[Stored dataset items]

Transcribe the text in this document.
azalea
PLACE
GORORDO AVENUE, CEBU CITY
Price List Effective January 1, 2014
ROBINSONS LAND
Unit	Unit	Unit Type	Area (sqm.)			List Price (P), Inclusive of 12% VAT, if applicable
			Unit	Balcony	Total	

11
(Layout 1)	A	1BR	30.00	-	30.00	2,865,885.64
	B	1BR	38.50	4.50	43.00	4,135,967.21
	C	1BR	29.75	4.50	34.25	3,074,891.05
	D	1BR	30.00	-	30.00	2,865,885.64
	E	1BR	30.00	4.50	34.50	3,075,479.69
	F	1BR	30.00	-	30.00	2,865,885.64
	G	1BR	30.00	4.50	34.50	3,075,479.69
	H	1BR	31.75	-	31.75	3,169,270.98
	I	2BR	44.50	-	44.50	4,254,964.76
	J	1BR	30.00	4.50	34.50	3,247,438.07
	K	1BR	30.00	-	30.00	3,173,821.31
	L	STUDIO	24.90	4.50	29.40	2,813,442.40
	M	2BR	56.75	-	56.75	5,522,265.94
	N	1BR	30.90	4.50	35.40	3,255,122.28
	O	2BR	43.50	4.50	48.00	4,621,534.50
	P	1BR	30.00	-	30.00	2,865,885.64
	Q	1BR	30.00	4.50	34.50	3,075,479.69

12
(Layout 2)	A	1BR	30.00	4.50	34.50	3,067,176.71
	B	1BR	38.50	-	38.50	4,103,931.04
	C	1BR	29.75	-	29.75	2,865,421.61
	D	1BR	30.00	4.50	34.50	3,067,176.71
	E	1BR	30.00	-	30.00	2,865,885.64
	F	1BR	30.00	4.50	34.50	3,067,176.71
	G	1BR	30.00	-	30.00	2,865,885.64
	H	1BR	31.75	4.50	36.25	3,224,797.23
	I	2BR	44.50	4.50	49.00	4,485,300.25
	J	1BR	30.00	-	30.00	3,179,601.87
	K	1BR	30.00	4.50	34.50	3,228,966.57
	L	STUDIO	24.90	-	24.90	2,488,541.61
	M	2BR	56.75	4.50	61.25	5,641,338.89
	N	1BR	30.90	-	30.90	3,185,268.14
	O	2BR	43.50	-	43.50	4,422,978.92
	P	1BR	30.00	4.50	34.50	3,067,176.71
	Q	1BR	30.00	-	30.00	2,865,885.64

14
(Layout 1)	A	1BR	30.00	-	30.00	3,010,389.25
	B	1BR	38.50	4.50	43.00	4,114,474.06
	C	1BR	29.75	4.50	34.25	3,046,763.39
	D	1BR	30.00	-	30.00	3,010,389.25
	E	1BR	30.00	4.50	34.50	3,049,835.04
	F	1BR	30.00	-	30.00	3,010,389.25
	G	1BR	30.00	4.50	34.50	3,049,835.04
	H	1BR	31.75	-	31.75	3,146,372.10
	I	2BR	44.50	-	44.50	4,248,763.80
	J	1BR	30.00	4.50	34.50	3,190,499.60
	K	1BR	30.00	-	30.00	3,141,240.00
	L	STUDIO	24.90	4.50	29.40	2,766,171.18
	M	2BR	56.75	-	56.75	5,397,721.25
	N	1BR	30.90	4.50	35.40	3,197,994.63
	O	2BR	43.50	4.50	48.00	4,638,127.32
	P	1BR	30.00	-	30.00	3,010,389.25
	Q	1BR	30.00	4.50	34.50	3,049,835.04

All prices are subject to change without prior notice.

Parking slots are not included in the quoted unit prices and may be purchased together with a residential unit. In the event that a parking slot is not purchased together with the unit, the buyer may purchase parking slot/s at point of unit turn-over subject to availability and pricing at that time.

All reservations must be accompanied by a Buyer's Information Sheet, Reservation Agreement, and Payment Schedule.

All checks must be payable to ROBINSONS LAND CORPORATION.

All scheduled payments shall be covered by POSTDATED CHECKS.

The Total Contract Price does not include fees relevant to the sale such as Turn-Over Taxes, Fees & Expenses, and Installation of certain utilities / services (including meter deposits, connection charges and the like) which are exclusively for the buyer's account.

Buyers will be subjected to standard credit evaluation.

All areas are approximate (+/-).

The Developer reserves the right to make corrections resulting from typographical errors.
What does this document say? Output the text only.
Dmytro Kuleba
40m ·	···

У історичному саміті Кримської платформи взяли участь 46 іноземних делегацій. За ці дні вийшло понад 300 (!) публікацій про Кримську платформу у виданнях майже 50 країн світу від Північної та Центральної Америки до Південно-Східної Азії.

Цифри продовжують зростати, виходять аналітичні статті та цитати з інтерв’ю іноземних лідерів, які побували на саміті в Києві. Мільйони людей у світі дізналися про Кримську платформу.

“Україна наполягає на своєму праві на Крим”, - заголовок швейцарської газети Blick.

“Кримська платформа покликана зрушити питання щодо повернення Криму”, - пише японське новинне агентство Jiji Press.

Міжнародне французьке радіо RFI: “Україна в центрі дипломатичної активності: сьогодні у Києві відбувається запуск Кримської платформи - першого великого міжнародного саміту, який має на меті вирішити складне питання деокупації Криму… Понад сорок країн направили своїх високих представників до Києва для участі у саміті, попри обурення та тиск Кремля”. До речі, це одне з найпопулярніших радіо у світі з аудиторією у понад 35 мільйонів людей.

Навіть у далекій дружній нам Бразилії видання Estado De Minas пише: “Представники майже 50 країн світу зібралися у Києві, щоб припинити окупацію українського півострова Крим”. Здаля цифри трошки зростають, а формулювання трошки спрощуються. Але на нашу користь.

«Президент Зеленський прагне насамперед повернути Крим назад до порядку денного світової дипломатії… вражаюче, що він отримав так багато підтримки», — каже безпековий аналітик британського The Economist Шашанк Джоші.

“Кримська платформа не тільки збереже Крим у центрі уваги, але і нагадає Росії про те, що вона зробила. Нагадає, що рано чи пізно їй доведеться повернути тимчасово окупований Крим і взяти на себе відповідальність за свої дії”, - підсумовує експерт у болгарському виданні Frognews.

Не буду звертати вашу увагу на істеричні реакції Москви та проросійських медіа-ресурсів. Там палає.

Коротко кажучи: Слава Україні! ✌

AIM OF THE EXERCISE:
Repeat the listing above without any change.

THE OUTPUT:
Transcribe the text in this document.
azalea
PLACE
GORORDO AVENUE, CEBU CITY
Price List Effective January 1, 2014
ROBINSONS LAND
Unit	Unit	Unit Type	Area (sqm.)			List Price (P), Inclusive of 12% VAT, if applicable
			Unit	Balcony	Total	

11
(Layout 1)	A	1BR	30.00	-	30.00	2,865,885.64
	B	1BR	38.50	4.50	43.00	4,135,967.21
	C	1BR	29.75	4.50	34.25	3,074,891.05
	D	1BR	30.00	-	30.00	2,865,885.64
	E	1BR	30.00	4.50	34.50	3,075,479.69
	F	1BR	30.00	-	30.00	2,865,885.64
	G	1BR	30.00	4.50	34.50	3,075,479.69
	H	1BR	31.75	-	31.75	3,169,270.98
	I	2BR	44.50	-	44.50	4,254,964.76
	J	1BR	30.00	4.50	34.50	3,247,438.07
	K	1BR	30.00	-	30.00	3,173,821.31
	L	STUDIO	24.90	4.50	29.40	2,813,442.40
	M	2BR	56.75	-	56.75	5,522,265.94
	N	1BR	30.90	4.50	35.40	3,255,122.28
	O	2BR	43.50	4.50	48.00	4,621,534.50
	P	1BR	30.00	-	30.00	2,865,885.64
	Q	1BR	30.00	4.50	34.50	3,075,479.69

12
(Layout 2)	A	1BR	30.00	4.50	34.50	3,067,176.71
	B	1BR	38.50	-	38.50	4,103,931.04
	C	1BR	29.75	-	29.75	2,865,421.61
	D	1BR	30.00	4.50	34.50	3,067,176.71
	E	1BR	30.00	-	30.00	2,865,885.64
	F	1BR	30.00	4.50	34.50	3,067,176.71
	G	1BR	30.00	-	30.00	2,865,885.64
	H	1BR	31.75	4.50	36.25	3,224,797.23
	I	2BR	44.50	4.50	49.00	4,485,300.25
	J	1BR	30.00	-	30.00	3,179,601.87
	K	1BR	30.00	4.50	34.50	3,228,966.57
	L	STUDIO	24.90	-	24.90	2,488,541.61
	M	2BR	56.75	4.50	61.25	5,641,338.89
	N	1BR	30.90	-	30.90	3,185,268.14
	O	2BR	43.50	-	43.50	4,422,978.92
	P	1BR	30.00	4.50	34.50	3,067,176.71
	Q	1BR	30.00	-	30.00	2,865,885.64

14
(Layout 1)	A	1BR	30.00	-	30.00	3,010,389.25
	B	1BR	38.50	4.50	43.00	4,114,474.06
	C	1BR	29.75	4.50	34.25	3,046,763.39
	D	1BR	30.00	-	30.00	3,010,389.25
	E	1BR	30.00	4.50	34.50	3,049,835.04
	F	1BR	30.00	-	30.00	3,010,389.25
	G	1BR	30.00	4.50	34.50	3,049,835.04
	H	1BR	31.75	-	31.75	3,146,372.10
	I	2BR	44.50	-	44.50	4,248,763.80
	J	1BR	30.00	4.50	34.50	3,190,499.60
	K	1BR	30.00	-	30.00	3,141,240.00
	L	STUDIO	24.90	4.50	29.40	2,766,171.18
	M	2BR	56.75	-	56.75	5,397,721.25
	N	1BR	30.90	4.50	35.40	3,197,994.63
	O	2BR	43.50	4.50	48.00	4,638,127.32
	P	1BR	30.00	-	30.00	3,010,389.25
	Q	1BR	30.00	4.50	34.50	3,049,835.04

All prices are subject to change without prior notice.

Parking slots are not included in the quoted unit prices and may be purchased together with a residential unit. In the event that a parking slot is not purchased together with the unit, the buyer may purchase parking slot/s at point of unit turn-over subject to availability and pricing at that time.

All reservations must be accompanied by a Buyer's Information Sheet, Reservation Agreement, and Payment Schedule.

All checks must be payable to ROBINSONS LAND CORPORATION.

All scheduled payments shall be covered by POSTDATED CHECKS.

The Total Contract Price does not include fees relevant to the sale such as Turn-Over Taxes, Fees & Expenses, and Installation of certain utilities / services (including meter deposits, connection charges and the like) which are exclusively for the buyer's account.

Buyers will be subjected to standard credit evaluation.

All areas are approximate (+/-).

The Developer reserves the right to make corrections resulting from typographical errors.
What does this document say? Output the text only.
Dmytro Kuleba
40m ·	···

У історичному саміті Кримської платформи взяли участь 46 іноземних делегацій. За ці дні вийшло понад 300 (!) публікацій про Кримську платформу у виданнях майже 50 країн світу від Північної та Центральної Америки до Південно-Східної Азії.

Цифри продовжують зростати, виходять аналітичні статті та цитати з інтерв’ю іноземних лідерів, які побували на саміті в Києві. Мільйони людей у світі дізналися про Кримську платформу.

“Україна наполягає на своєму праві на Крим”, - заголовок швейцарської газети Blick.

“Кримська платформа покликана зрушити питання щодо повернення Криму”, - пише японське новинне агентство Jiji Press.

Міжнародне французьке радіо RFI: “Україна в центрі дипломатичної активності: сьогодні у Києві відбувається запуск Кримської платформи - першого великого міжнародного саміту, який має на меті вирішити складне питання деокупації Криму… Понад сорок країн направили своїх високих представників до Києва для участі у саміті, попри обурення та тиск Кремля”. До речі, це одне з найпопулярніших радіо у світі з аудиторією у понад 35 мільйонів людей.

Навіть у далекій дружній нам Бразилії видання Estado De Minas пише: “Представники майже 50 країн світу зібралися у Києві, щоб припинити окупацію українського півострова Крим”. Здаля цифри трошки зростають, а формулювання трошки спрощуються. Але на нашу користь.

«Президент Зеленський прагне насамперед повернути Крим назад до порядку денного світової дипломатії… вражаюче, що він отримав так багато підтримки», — каже безпековий аналітик британського The Economist Шашанк Джоші.

“Кримська платформа не тільки збереже Крим у центрі уваги, але і нагадає Росії про те, що вона зробила. Нагадає, що рано чи пізно їй доведеться повернути тимчасово окупований Крим і взяти на себе відповідальність за свої дії”, - підсумовує експерт у болгарському виданні Frognews.

Не буду звертати вашу увагу на істеричні реакції Москви та проросійських медіа-ресурсів. Там палає.

Коротко кажучи: Слава Україні! ✌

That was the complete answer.